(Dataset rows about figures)
==============================

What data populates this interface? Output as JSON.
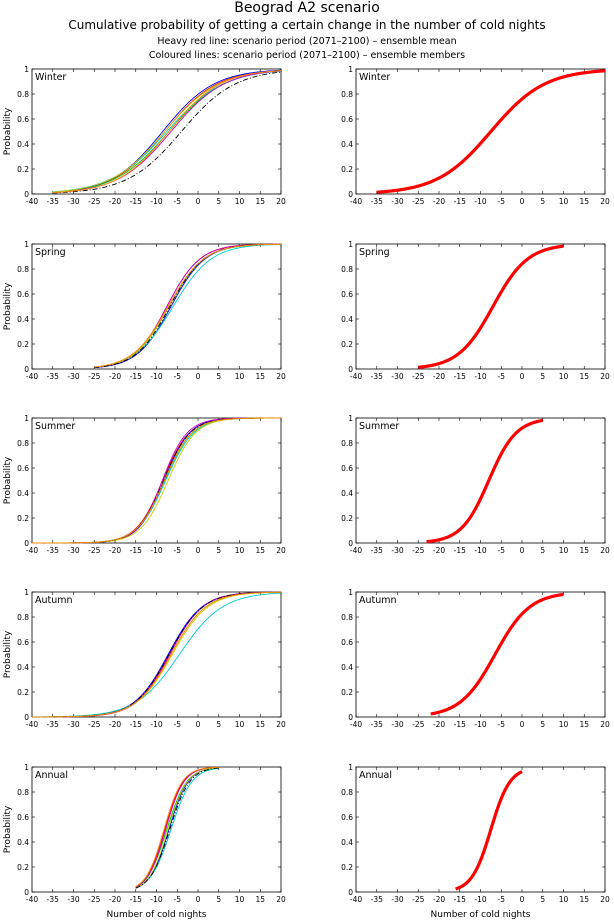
{
  "header": {
    "title": "Beograd A2 scenario",
    "subtitle": "Cumulative probability of getting a certain change in the number of cold nights",
    "note1": "Heavy red line: scenario period (2071–2100) – ensemble mean",
    "note2": "Coloured lines: scenario period (2071–2100) – ensemble members"
  },
  "colors": {
    "mean": "#ff0000",
    "members": [
      "#ff0000",
      "#00cc00",
      "#0000ff",
      "#00cccc",
      "#cc00cc",
      "#cccc00",
      "#000000",
      "#ff8800"
    ]
  },
  "chart_data": [
    {
      "type": "line",
      "panel": "left",
      "label": "Winter",
      "ylabel": "Probability",
      "xlabel": "",
      "xlim": [
        -40,
        20
      ],
      "ylim": [
        0,
        1
      ],
      "xticks": [
        -40,
        -35,
        -30,
        -25,
        -20,
        -15,
        -10,
        -5,
        0,
        5,
        10,
        15,
        20
      ],
      "yticks": [
        0,
        0.2,
        0.4,
        0.6,
        0.8,
        1
      ],
      "cdf_params": {
        "center": -7.5,
        "spread": 6.5,
        "member_centers": [
          -8,
          -7,
          -8.5,
          -7.5,
          -6.5,
          -8,
          -4,
          -7
        ],
        "member_spreads": [
          6.3,
          6.6,
          6.2,
          6.8,
          6.4,
          6.5,
          6.5,
          6.2
        ],
        "x_range": [
          -35,
          20
        ]
      }
    },
    {
      "type": "line",
      "panel": "right",
      "label": "Winter",
      "ylabel": "",
      "xlabel": "",
      "xlim": [
        -40,
        20
      ],
      "ylim": [
        0,
        1
      ],
      "xticks": [
        -40,
        -35,
        -30,
        -25,
        -20,
        -15,
        -10,
        -5,
        0,
        5,
        10,
        15,
        20
      ],
      "yticks": [
        0,
        0.2,
        0.4,
        0.6,
        0.8,
        1
      ],
      "cdf_params": {
        "center": -7.5,
        "spread": 6.5,
        "x_range": [
          -35,
          20
        ]
      }
    },
    {
      "type": "line",
      "panel": "left",
      "label": "Spring",
      "ylabel": "Probability",
      "xlabel": "",
      "xlim": [
        -40,
        20
      ],
      "ylim": [
        0,
        1
      ],
      "xticks": [
        -40,
        -35,
        -30,
        -25,
        -20,
        -15,
        -10,
        -5,
        0,
        5,
        10,
        15,
        20
      ],
      "yticks": [
        0,
        0.2,
        0.4,
        0.6,
        0.8,
        1
      ],
      "cdf_params": {
        "center": -7,
        "spread": 4.2,
        "member_centers": [
          -7.5,
          -7,
          -6.5,
          -6,
          -7.5,
          -7,
          -6.8,
          -7.2
        ],
        "member_spreads": [
          4.0,
          4.3,
          4.1,
          4.6,
          4.0,
          4.2,
          4.1,
          4.3
        ],
        "x_range": [
          -25,
          20
        ]
      }
    },
    {
      "type": "line",
      "panel": "right",
      "label": "Spring",
      "ylabel": "",
      "xlabel": "",
      "xlim": [
        -40,
        20
      ],
      "ylim": [
        0,
        1
      ],
      "xticks": [
        -40,
        -35,
        -30,
        -25,
        -20,
        -15,
        -10,
        -5,
        0,
        5,
        10,
        15,
        20
      ],
      "yticks": [
        0,
        0.2,
        0.4,
        0.6,
        0.8,
        1
      ],
      "cdf_params": {
        "center": -7,
        "spread": 4.2,
        "x_range": [
          -25,
          10
        ]
      }
    },
    {
      "type": "line",
      "panel": "left",
      "label": "Summer",
      "ylabel": "Probability",
      "xlabel": "",
      "xlim": [
        -40,
        20
      ],
      "ylim": [
        0,
        1
      ],
      "xticks": [
        -40,
        -35,
        -30,
        -25,
        -20,
        -15,
        -10,
        -5,
        0,
        5,
        10,
        15,
        20
      ],
      "yticks": [
        0,
        0.2,
        0.4,
        0.6,
        0.8,
        1
      ],
      "cdf_params": {
        "center": -8,
        "spread": 3.3,
        "member_centers": [
          -8.5,
          -8,
          -8.2,
          -7.8,
          -8.6,
          -7.2,
          -8.3,
          -8.1
        ],
        "member_spreads": [
          3.2,
          3.3,
          3.1,
          3.4,
          3.0,
          3.3,
          3.2,
          3.3
        ],
        "x_range": [
          -40,
          20
        ]
      }
    },
    {
      "type": "line",
      "panel": "right",
      "label": "Summer",
      "ylabel": "",
      "xlabel": "",
      "xlim": [
        -40,
        20
      ],
      "ylim": [
        0,
        1
      ],
      "xticks": [
        -40,
        -35,
        -30,
        -25,
        -20,
        -15,
        -10,
        -5,
        0,
        5,
        10,
        15,
        20
      ],
      "yticks": [
        0,
        0.2,
        0.4,
        0.6,
        0.8,
        1
      ],
      "cdf_params": {
        "center": -8,
        "spread": 3.3,
        "x_range": [
          -23,
          5
        ]
      }
    },
    {
      "type": "line",
      "panel": "left",
      "label": "Autumn",
      "ylabel": "Probability",
      "xlabel": "",
      "xlim": [
        -40,
        20
      ],
      "ylim": [
        0,
        1
      ],
      "xticks": [
        -40,
        -35,
        -30,
        -25,
        -20,
        -15,
        -10,
        -5,
        0,
        5,
        10,
        15,
        20
      ],
      "yticks": [
        0,
        0.2,
        0.4,
        0.6,
        0.8,
        1
      ],
      "cdf_params": {
        "center": -6.5,
        "spread": 4.2,
        "member_centers": [
          -7,
          -6.5,
          -7.2,
          -4.5,
          -6.8,
          -6.2,
          -7,
          -6.5
        ],
        "member_spreads": [
          4.0,
          4.2,
          4.1,
          5.2,
          4.0,
          4.3,
          4.1,
          4.2
        ],
        "x_range": [
          -40,
          20
        ]
      }
    },
    {
      "type": "line",
      "panel": "right",
      "label": "Autumn",
      "ylabel": "",
      "xlabel": "",
      "xlim": [
        -40,
        20
      ],
      "ylim": [
        0,
        1
      ],
      "xticks": [
        -40,
        -35,
        -30,
        -25,
        -20,
        -15,
        -10,
        -5,
        0,
        5,
        10,
        15,
        20
      ],
      "yticks": [
        0,
        0.2,
        0.4,
        0.6,
        0.8,
        1
      ],
      "cdf_params": {
        "center": -6.5,
        "spread": 4.2,
        "x_range": [
          -22,
          10
        ]
      }
    },
    {
      "type": "line",
      "panel": "left",
      "label": "Annual",
      "ylabel": "Probability",
      "xlabel": "Number of cold nights",
      "xlim": [
        -40,
        20
      ],
      "ylim": [
        0,
        1
      ],
      "xticks": [
        -40,
        -35,
        -30,
        -25,
        -20,
        -15,
        -10,
        -5,
        0,
        5,
        10,
        15,
        20
      ],
      "yticks": [
        0,
        0.2,
        0.4,
        0.6,
        0.8,
        1
      ],
      "cdf_params": {
        "center": -7.5,
        "spread": 2.3,
        "member_centers": [
          -8,
          -7.5,
          -7,
          -6.5,
          -7.8,
          -7.2,
          -6.8,
          -8.2
        ],
        "member_spreads": [
          2.2,
          2.4,
          2.3,
          2.5,
          2.2,
          2.3,
          2.4,
          2.2
        ],
        "x_range": [
          -15,
          5
        ]
      }
    },
    {
      "type": "line",
      "panel": "right",
      "label": "Annual",
      "ylabel": "",
      "xlabel": "Number of cold nights",
      "xlim": [
        -40,
        20
      ],
      "ylim": [
        0,
        1
      ],
      "xticks": [
        -40,
        -35,
        -30,
        -25,
        -20,
        -15,
        -10,
        -5,
        0,
        5,
        10,
        15,
        20
      ],
      "yticks": [
        0,
        0.2,
        0.4,
        0.6,
        0.8,
        1
      ],
      "cdf_params": {
        "center": -7.5,
        "spread": 2.3,
        "x_range": [
          -16,
          0
        ]
      }
    }
  ]
}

==============================

Exercise task → In the lines above, find each one with "members" and list it.

Task result →
    "note2": "Coloured lines: scenario period (2071–2100) – ensemble members"
    "members": [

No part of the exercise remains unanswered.